* **EXERCISE OBJECTIVE**: Quote the listing below in full and exactly as written, but omit every picture.

* **PROVIDED DATA**:

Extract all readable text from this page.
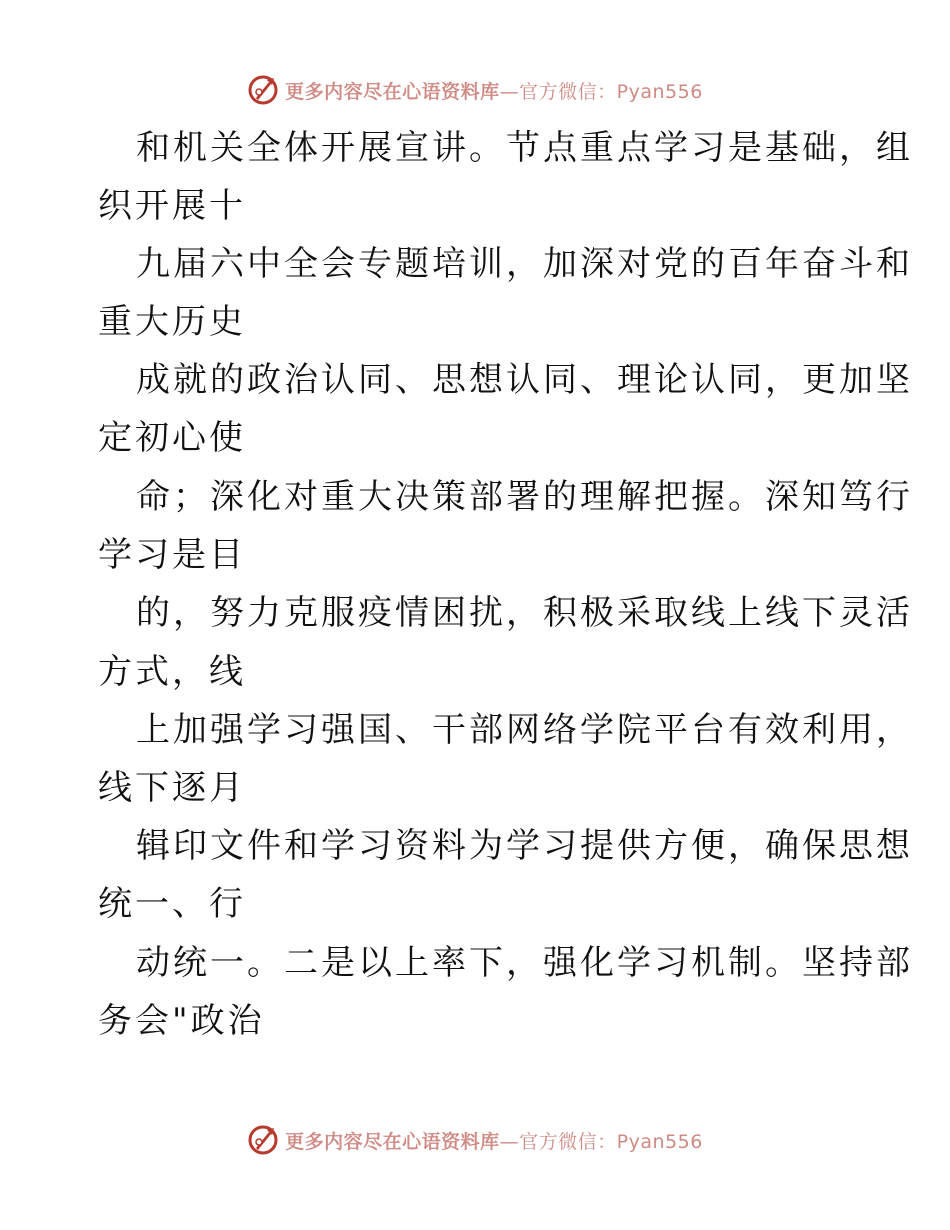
更多内容尽在心语资料库—官方微信：Pyan556
和机关全体开展宣讲。节点重点学习是基础，组
织开展十
九届六中全会专题培训，加深对党的百年奋斗和
重大历史
成就的政治认同、思想认同、理论认同，更加坚
定初心使
命；深化对重大决策部署的理解把握。深知笃行
学习是目
的，努力克服疫情困扰，积极采取线上线下灵活
方式，线
上加强学习强国、干部网络学院平台有效利用，
线下逐月
辑印文件和学习资料为学习提供方便，确保思想
统一、行
动统一。二是以上率下，强化学习机制。坚持部
务会"政治
更多内容尽在心语资料库—官方微信：Pyan556
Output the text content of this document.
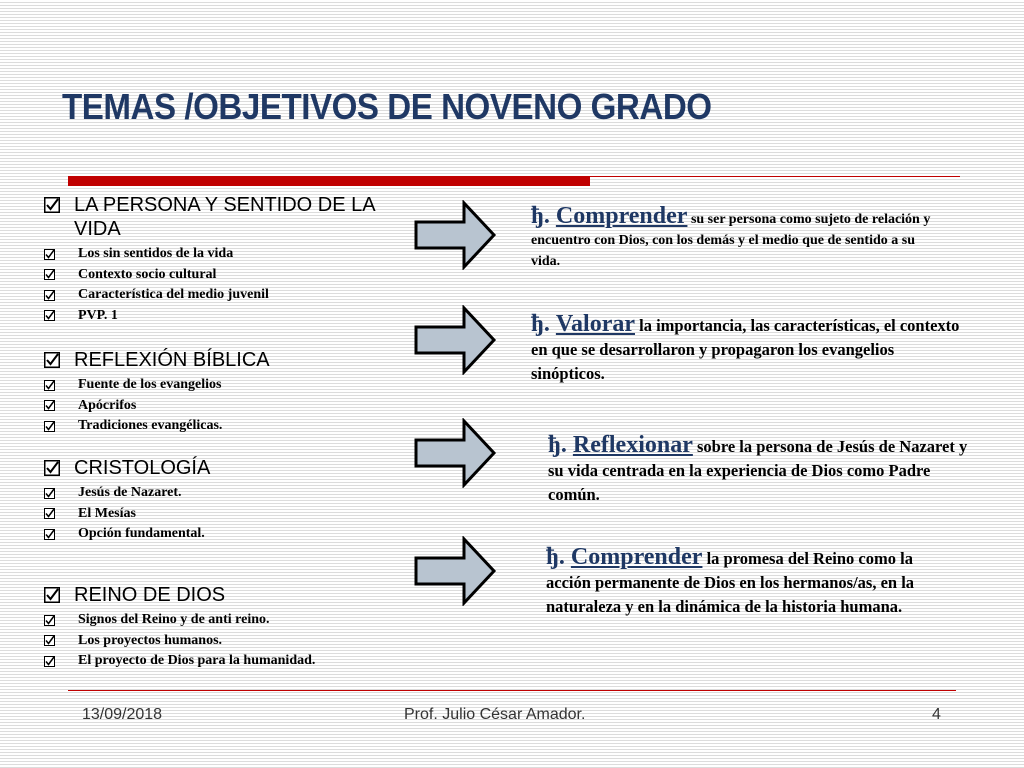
TEMAS /OBJETIVOS DE NOVENO GRADO
LA PERSONA Y SENTIDO DE LA VIDA
Los sin sentidos de la vida
Contexto socio cultural
Característica del medio juvenil
PVP. 1
REFLEXIÓN BÍBLICA
Fuente de los evangelios
Apócrifos
Tradiciones evangélicas.
CRISTOLOGÍA
Jesús de Nazaret.
El Mesías
Opción fundamental.
REINO DE DIOS
Signos del Reino y de anti reino.
Los proyectos humanos.
El proyecto de Dios para la humanidad.
ђ. Comprender su ser persona como sujeto de relación y encuentro con Dios, con los demás y el medio que de sentido a su vida.
ђ. Valorar la importancia, las características, el contexto en que se desarrollaron y propagaron los evangelios sinópticos.
ђ. Reflexionar sobre la persona de Jesús de Nazaret y su vida centrada en la experiencia de Dios como Padre común.
ђ. Comprender la promesa del Reino como la acción permanente de Dios en los hermanos/as, en la naturaleza y en la dinámica de la historia humana.
13/09/2018	Prof. Julio César Amador.	4
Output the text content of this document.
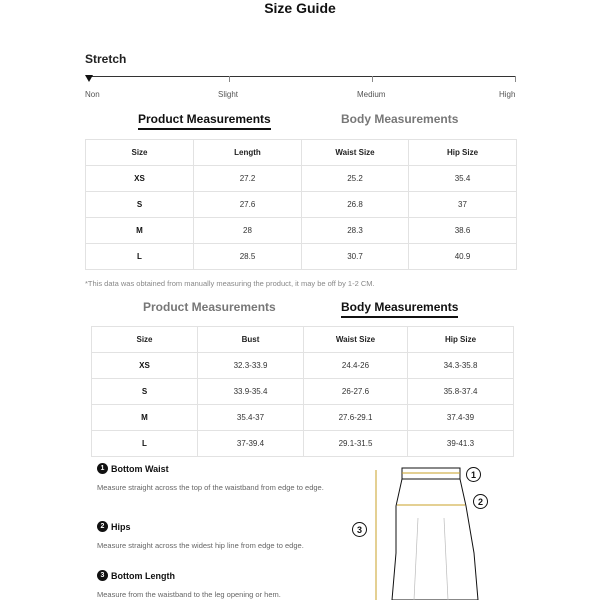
Size Guide
Stretch
Non	Slight	Medium	High
Product Measurements	Body Measurements
Size	Length	Waist Size	Hip Size
XS	27.2	25.2	35.4
S	27.6	26.8	37
M	28	28.3	38.6
L	28.5	30.7	40.9
*This data was obtained from manually measuring the product, it may be off by 1-2 CM.
Product Measurements	Body Measurements
Size	Bust	Waist Size	Hip Size
XS	32.3-33.9	24.4-26	34.3-35.8
S	33.9-35.4	26-27.6	35.8-37.4
M	35.4-37	27.6-29.1	37.4-39
L	37-39.4	29.1-31.5	39-41.3
1 Bottom Waist
Measure straight across the top of the waistband from edge to edge.
2 Hips
Measure straight across the widest hip line from edge to edge.
3 Bottom Length
Measure from the waistband to the leg opening or hem.
1
2
3
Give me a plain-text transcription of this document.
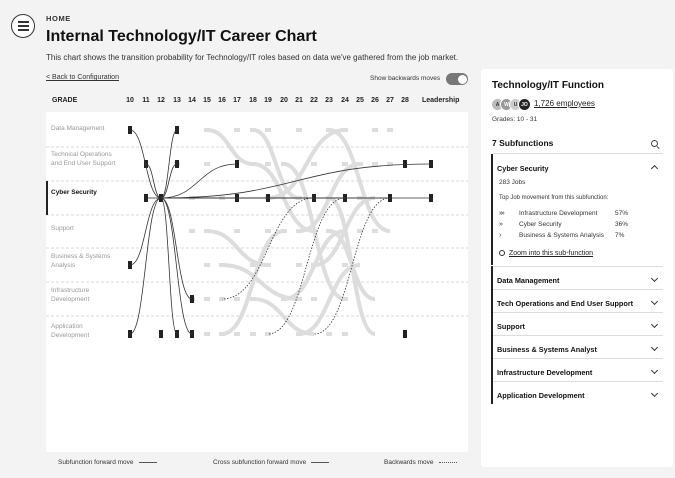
HOME
Internal Technology/IT Career Chart
This chart shows the transition probability for Technology/IT roles based on data we've gathered from the job market.
< Back to Configuration	Show backwards moves
GRADE	10 11 12 13 14 15 16 17 18 19 20 21 22 23 24 25 26 27 28 Leadership
Data Management
Technical Operations and End User Support
Cyber Security
Support
Business & Systems Analysis
Infrastructure Development
Application Development
Subfunction forward move	Cross subfunction forward move	Backwards move
Technology/IT Function
A W U JO 1,726 employees
Grades: 10 - 31
7 Subfunctions
Cyber Security
283 Jobs
Top Job movement from this subfunction:
»» Infrastructure Development	57%
»	Cyber Security	36%
›	Business & Systems Analysis 7%
Zoom into this sub-function
Data Management
Tech Operations and End User Support
Support
Business & Systems Analyst
Infrastructure Development
Application Development
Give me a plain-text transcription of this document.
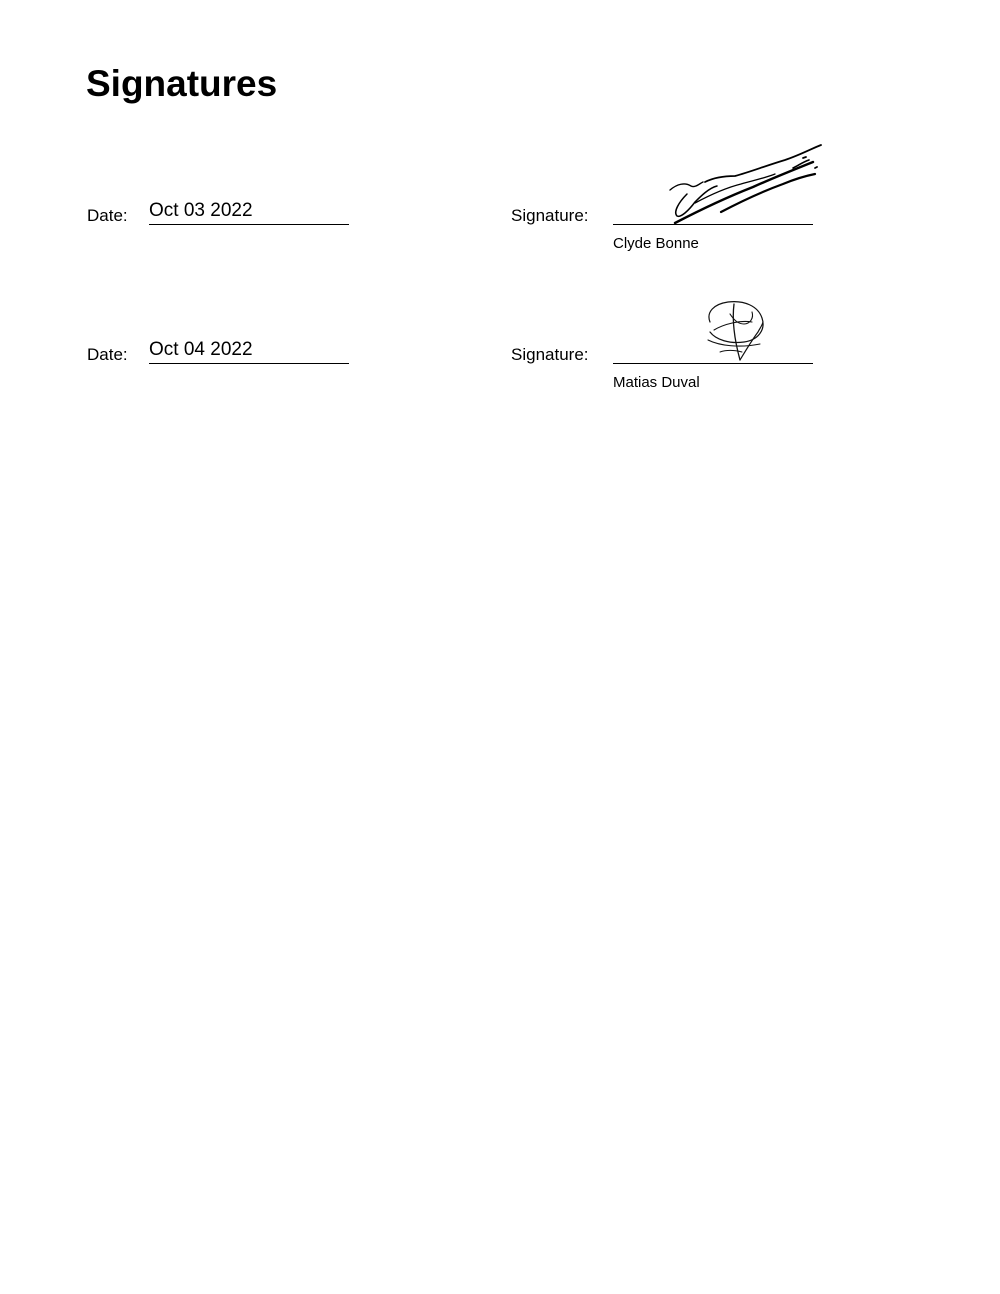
Signatures
Date: Oct 03 2022	Signature:
Clyde Bonne
Date: Oct 04 2022	Signature:
Matias Duval
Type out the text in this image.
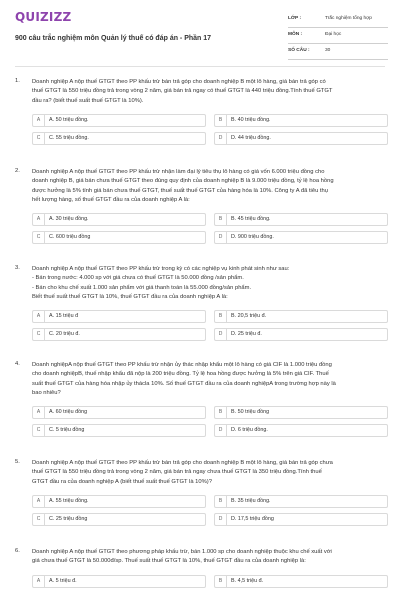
QUIZIZZ
900 câu trắc nghiệm môn Quản lý thuế có đáp án - Phần 17
LỚP :	Trắc nghiệm tổng hợp
MÔN :	Đại học
SỐ CÂU :	30
1. Doanh nghiệp A nộp thuế GTGT theo PP khấu trừ bán trả góp cho doanh nghiệp B một lô hàng, giá bán trả góp có
thuế GTGT là 550 triệu đồng trả trong vòng 2 năm, giá bán trả ngay có thuế GTGT là 440 triệu đồng.Tính thuế GTGT
đầu ra? (biết thuế suất thuế GTGT là 10%).
A	A. 50 triệu đồng.	B	B. 40 triệu đồng.
C	C. 55 triệu đồng.	D	D. 44 triệu đồng.
2. Doanh nghiệp A nộp thuế GTGT theo PP khấu trừ nhận làm đại lý tiêu thụ lô hàng có giá vốn 6.000 triệu đồng cho
doanh nghiệp B, giá bán chưa thuế GTGT theo đúng quy định của doanh nghiệp B là 9.000 triệu đồng, tỷ lệ hoa hồng
được hưởng là 5% tính giá bán chưa thuế GTGT, thuế suất thuế GTGT của hàng hóa là 10%. Công ty A đã tiêu thụ
hết lượng hàng, số thuế GTGT đầu ra của doanh nghiệp A là:
A	A. 30 triệu đồng.	B	B. 45 triệu đồng.
C	C. 600 triệu đồng	D	D. 900 triệu đồng.
3. Doanh nghiệp A nộp thuế GTGT theo PP khấu trừ trong kỳ có các nghiệp vụ kinh phát sinh như sau:
- Bán trong nước: 4.000 sp với giá chưa có thuế GTGT là 50.000 đồng /sản phẩm.
- Bán cho khu chế xuất 1.000 sản phẩm với giá thanh toán là 55.000 đồng/sản phẩm.
Biết thuế suất thuế GTGT là 10%, thuế GTGT đầu ra của doanh nghiệp A là:
A	A. 15 triệu đ	B	B. 20,5 triệu đ.
C	C. 20 triệu đ.	D	D. 25 triệu đ.
4. Doanh nghiệpA nộp thuế GTGT theo PP khấu trừ nhận ủy thác nhập khẩu một lô hàng có giá CIF là 1.000 triệu đồng
cho doanh nghiệpB, thuế nhập khẩu đã nộp là 200 triệu đồng. Tỷ lệ hoa hồng được hưởng là 5% trên giá CIF. Thuế
suất thuế GTGT của hàng hóa nhập ủy thácla 10%. Số thuế GTGT đầu ra của doanh nghiệpA trong trường hợp này là
bao nhiêu?
A	A. 60 triệu đồng	B	B. 50 triệu đồng
C	C. 5 triệu đồng	D	D. 6 triệu đồng.
5. Doanh nghiệp A nộp thuế GTGT theo PP khấu trừ bán trả góp cho doanh nghiệp B một lô hàng, giá bán trả góp chưa
thuế GTGT là 550 triệu đồng trả trong vòng 2 năm, giá bán trả ngay chưa thuế GTGT là 350 triệu đồng.Tính thuế
GTGT đầu ra của doanh nghiệp A (biết thuế suất thuế GTGT là 10%)?
A	A. 55 triệu đồng.	B	B. 35 triệu đồng.
C	C. 25 triệu đồng	D	D. 17,5 triệu đồng
6. Doanh nghiệp A nộp thuế GTGT theo phương pháp khấu trừ, bán 1.000 sp cho doanh nghiệp thuộc khu chế xuất với
giá chưa thuế GTGT là 50.000đ/sp. Thuế suất thuế GTGT là 10%, thuế GTGT đầu ra của doanh nghiệp là:
A	A. 5 triệu đ.	B	B. 4,5 triệu đ.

* **ANSWER TO THIS PROBLEM**:
Extract all readable text from this page.
更多内容尽在心语资料库—官方微信：Pyan556
和机关全体开展宣讲。节点重点学习是基础，组
织开展十
九届六中全会专题培训，加深对党的百年奋斗和
重大历史
成就的政治认同、思想认同、理论认同，更加坚
定初心使
命；深化对重大决策部署的理解把握。深知笃行
学习是目
的，努力克服疫情困扰，积极采取线上线下灵活
方式，线
上加强学习强国、干部网络学院平台有效利用，
线下逐月
辑印文件和学习资料为学习提供方便，确保思想
统一、行
动统一。二是以上率下，强化学习机制。坚持部
务会"政治
更多内容尽在心语资料库—官方微信：Pyan556
Output the text content of this document.
TEMAS /OBJETIVOS DE NOVENO GRADO
LA PERSONA Y SENTIDO DE LA VIDA
Los sin sentidos de la vida
Contexto socio cultural
Característica del medio juvenil
PVP. 1
REFLEXIÓN BÍBLICA
Fuente de los evangelios
Apócrifos
Tradiciones evangélicas.
CRISTOLOGÍA
Jesús de Nazaret.
El Mesías
Opción fundamental.
REINO DE DIOS
Signos del Reino y de anti reino.
Los proyectos humanos.
El proyecto de Dios para la humanidad.
ђ. Comprender su ser persona como sujeto de relación y encuentro con Dios, con los demás y el medio que de sentido a su vida.
ђ. Valorar la importancia, las características, el contexto en que se desarrollaron y propagaron los evangelios sinópticos.
ђ. Reflexionar sobre la persona de Jesús de Nazaret y su vida centrada en la experiencia de Dios como Padre común.
ђ. Comprender la promesa del Reino como la acción permanente de Dios en los hermanos/as, en la naturaleza y en la dinámica de la historia humana.
13/09/2018	Prof. Julio César Amador.	4
Output the text content of this document.
Size Guide
Stretch
Non	Slight	Medium	High
Product Measurements	Body Measurements
Size	Length	Waist Size	Hip Size
XS	27.2	25.2	35.4
S	27.6	26.8	37
M	28	28.3	38.6
L	28.5	30.7	40.9
*This data was obtained from manually measuring the product, it may be off by 1-2 CM.
Product Measurements	Body Measurements
Size	Bust	Waist Size	Hip Size
XS	32.3-33.9	24.4-26	34.3-35.8
S	33.9-35.4	26-27.6	35.8-37.4
M	35.4-37	27.6-29.1	37.4-39
L	37-39.4	29.1-31.5	39-41.3
1 Bottom Waist
Measure straight across the top of the waistband from edge to edge.
2 Hips
Measure straight across the widest hip line from edge to edge.
3 Bottom Length
Measure from the waistband to the leg opening or hem.
1
2
3
Give me a plain-text transcription of this document.
HOME
Internal Technology/IT Career Chart
This chart shows the transition probability for Technology/IT roles based on data we've gathered from the job market.
< Back to Configuration	Show backwards moves
GRADE	10 11 12 13 14 15 16 17 18 19 20 21 22 23 24 25 26 27 28 Leadership
Data Management
Technical Operations and End User Support
Cyber Security
Support
Business & Systems Analysis
Infrastructure Development
Application Development
Subfunction forward move	Cross subfunction forward move	Backwards move
Technology/IT Function
A W U JO 1,726 employees
Grades: 10 - 31
7 Subfunctions
Cyber Security
283 Jobs
Top Job movement from this subfunction:
»» Infrastructure Development	57%
»	Cyber Security	36%
›	Business & Systems Analysis 7%
Zoom into this sub-function
Data Management
Tech Operations and End User Support
Support
Business & Systems Analyst
Infrastructure Development
Application Development
Give me a plain-text transcription of this document.
Signatures
Date: Oct 03 2022	Signature:
Clyde Bonne
Date: Oct 04 2022	Signature:
Matias Duval
Type out the text in this image.
QUIZIZZ
900 câu trắc nghiệm môn Quản lý thuế có đáp án - Phần 17
LỚP :	Trắc nghiệm tổng hợp
MÔN :	Đại học
SỐ CÂU :	30
1. Doanh nghiệp A nộp thuế GTGT theo PP khấu trừ bán trả góp cho doanh nghiệp B một lô hàng, giá bán trả góp có
thuế GTGT là 550 triệu đồng trả trong vòng 2 năm, giá bán trả ngay có thuế GTGT là 440 triệu đồng.Tính thuế GTGT
đầu ra? (biết thuế suất thuế GTGT là 10%).
A	A. 50 triệu đồng.	B	B. 40 triệu đồng.
C	C. 55 triệu đồng.	D	D. 44 triệu đồng.
2. Doanh nghiệp A nộp thuế GTGT theo PP khấu trừ nhận làm đại lý tiêu thụ lô hàng có giá vốn 6.000 triệu đồng cho
doanh nghiệp B, giá bán chưa thuế GTGT theo đúng quy định của doanh nghiệp B là 9.000 triệu đồng, tỷ lệ hoa hồng
được hưởng là 5% tính giá bán chưa thuế GTGT, thuế suất thuế GTGT của hàng hóa là 10%. Công ty A đã tiêu thụ
hết lượng hàng, số thuế GTGT đầu ra của doanh nghiệp A là:
A	A. 30 triệu đồng.	B	B. 45 triệu đồng.
C	C. 600 triệu đồng	D	D. 900 triệu đồng.
3. Doanh nghiệp A nộp thuế GTGT theo PP khấu trừ trong kỳ có các nghiệp vụ kinh phát sinh như sau:
- Bán trong nước: 4.000 sp với giá chưa có thuế GTGT là 50.000 đồng /sản phẩm.
- Bán cho khu chế xuất 1.000 sản phẩm với giá thanh toán là 55.000 đồng/sản phẩm.
Biết thuế suất thuế GTGT là 10%, thuế GTGT đầu ra của doanh nghiệp A là:
A	A. 15 triệu đ	B	B. 20,5 triệu đ.
C	C. 20 triệu đ.	D	D. 25 triệu đ.
4. Doanh nghiệpA nộp thuế GTGT theo PP khấu trừ nhận ủy thác nhập khẩu một lô hàng có giá CIF là 1.000 triệu đồng
cho doanh nghiệpB, thuế nhập khẩu đã nộp là 200 triệu đồng. Tỷ lệ hoa hồng được hưởng là 5% trên giá CIF. Thuế
suất thuế GTGT của hàng hóa nhập ủy thácla 10%. Số thuế GTGT đầu ra của doanh nghiệpA trong trường hợp này là
bao nhiêu?
A	A. 60 triệu đồng	B	B. 50 triệu đồng
C	C. 5 triệu đồng	D	D. 6 triệu đồng.
5. Doanh nghiệp A nộp thuế GTGT theo PP khấu trừ bán trả góp cho doanh nghiệp B một lô hàng, giá bán trả góp chưa
thuế GTGT là 550 triệu đồng trả trong vòng 2 năm, giá bán trả ngay chưa thuế GTGT là 350 triệu đồng.Tính thuế
GTGT đầu ra của doanh nghiệp A (biết thuế suất thuế GTGT là 10%)?
A	A. 55 triệu đồng.	B	B. 35 triệu đồng.
C	C. 25 triệu đồng	D	D. 17,5 triệu đồng
6. Doanh nghiệp A nộp thuế GTGT theo phương pháp khấu trừ, bán 1.000 sp cho doanh nghiệp thuộc khu chế xuất với
giá chưa thuế GTGT là 50.000đ/sp. Thuế suất thuế GTGT là 10%, thuế GTGT đầu ra của doanh nghiệp là:
A	A. 5 triệu đ.	B	B. 4,5 triệu đ.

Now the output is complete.